Requirements:
Identify the lines that contain the word "Forward", then copy them.

Data entries:
=-=-=
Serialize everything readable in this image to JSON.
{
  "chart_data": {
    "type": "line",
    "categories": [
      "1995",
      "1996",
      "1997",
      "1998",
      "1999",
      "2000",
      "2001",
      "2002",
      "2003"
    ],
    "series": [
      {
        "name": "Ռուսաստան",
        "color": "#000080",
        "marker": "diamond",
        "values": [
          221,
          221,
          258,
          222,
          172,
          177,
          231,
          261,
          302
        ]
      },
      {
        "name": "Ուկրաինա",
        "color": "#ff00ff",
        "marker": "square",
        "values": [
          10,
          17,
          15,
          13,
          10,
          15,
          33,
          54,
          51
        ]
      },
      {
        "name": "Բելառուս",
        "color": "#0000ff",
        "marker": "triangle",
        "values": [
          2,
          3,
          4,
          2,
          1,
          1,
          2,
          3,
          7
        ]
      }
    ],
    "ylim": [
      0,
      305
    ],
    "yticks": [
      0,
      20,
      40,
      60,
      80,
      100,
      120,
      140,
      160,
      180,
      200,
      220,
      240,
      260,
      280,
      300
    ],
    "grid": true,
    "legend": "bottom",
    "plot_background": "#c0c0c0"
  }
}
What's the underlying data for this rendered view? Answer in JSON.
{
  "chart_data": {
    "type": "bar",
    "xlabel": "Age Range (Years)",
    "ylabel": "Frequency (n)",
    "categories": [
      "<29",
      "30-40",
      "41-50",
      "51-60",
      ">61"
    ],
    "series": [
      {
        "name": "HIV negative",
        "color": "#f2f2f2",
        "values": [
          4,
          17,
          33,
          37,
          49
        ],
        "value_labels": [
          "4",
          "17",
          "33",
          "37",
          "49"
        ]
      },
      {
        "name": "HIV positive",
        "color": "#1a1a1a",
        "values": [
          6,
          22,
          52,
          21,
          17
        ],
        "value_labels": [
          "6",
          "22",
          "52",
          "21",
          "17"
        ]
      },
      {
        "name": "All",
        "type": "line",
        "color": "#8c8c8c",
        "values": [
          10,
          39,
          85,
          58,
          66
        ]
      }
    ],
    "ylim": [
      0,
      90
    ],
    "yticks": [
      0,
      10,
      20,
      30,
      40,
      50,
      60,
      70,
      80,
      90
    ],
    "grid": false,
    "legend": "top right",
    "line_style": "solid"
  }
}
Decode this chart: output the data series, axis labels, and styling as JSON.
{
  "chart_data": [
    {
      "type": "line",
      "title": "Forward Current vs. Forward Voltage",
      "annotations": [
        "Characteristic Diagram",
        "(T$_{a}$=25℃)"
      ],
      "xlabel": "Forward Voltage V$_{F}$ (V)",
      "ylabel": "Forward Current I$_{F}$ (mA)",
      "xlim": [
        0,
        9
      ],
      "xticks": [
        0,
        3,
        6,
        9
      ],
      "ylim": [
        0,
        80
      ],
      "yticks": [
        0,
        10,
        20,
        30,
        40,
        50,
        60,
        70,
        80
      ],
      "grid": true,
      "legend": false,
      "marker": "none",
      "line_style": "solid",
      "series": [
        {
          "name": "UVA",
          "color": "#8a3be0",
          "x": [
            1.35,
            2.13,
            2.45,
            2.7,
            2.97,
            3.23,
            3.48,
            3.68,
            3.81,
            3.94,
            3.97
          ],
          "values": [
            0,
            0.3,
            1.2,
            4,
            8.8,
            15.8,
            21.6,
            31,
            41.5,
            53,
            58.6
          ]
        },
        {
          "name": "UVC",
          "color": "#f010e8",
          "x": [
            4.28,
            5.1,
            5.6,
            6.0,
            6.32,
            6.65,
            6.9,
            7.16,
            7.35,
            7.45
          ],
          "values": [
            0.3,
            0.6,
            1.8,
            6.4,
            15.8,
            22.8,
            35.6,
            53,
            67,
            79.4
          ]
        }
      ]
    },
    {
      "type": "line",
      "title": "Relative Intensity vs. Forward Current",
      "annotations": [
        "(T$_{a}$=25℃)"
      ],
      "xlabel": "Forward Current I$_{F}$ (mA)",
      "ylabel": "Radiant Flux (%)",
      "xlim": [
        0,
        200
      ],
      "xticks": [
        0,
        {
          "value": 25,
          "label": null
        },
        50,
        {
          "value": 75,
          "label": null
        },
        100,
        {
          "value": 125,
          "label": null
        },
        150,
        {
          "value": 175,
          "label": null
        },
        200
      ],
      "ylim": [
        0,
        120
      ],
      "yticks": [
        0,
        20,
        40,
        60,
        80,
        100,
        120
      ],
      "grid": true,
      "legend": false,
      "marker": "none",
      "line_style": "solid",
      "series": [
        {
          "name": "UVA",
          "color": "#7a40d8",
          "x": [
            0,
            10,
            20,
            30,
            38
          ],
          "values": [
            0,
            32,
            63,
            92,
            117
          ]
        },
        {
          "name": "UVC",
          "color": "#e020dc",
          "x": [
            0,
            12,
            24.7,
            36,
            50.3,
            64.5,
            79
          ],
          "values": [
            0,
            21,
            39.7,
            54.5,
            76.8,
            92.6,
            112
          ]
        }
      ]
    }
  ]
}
=-=-=
The answer:
      "title": "Forward Current vs. Forward Voltage",
      "xlabel": "Forward Voltage V$_{F}$ (V)",
      "ylabel": "Forward Current I$_{F}$ (mA)",
      "title": "Relative Intensity vs. Forward Current",
      "xlabel": "Forward Current I$_{F}$ (mA)",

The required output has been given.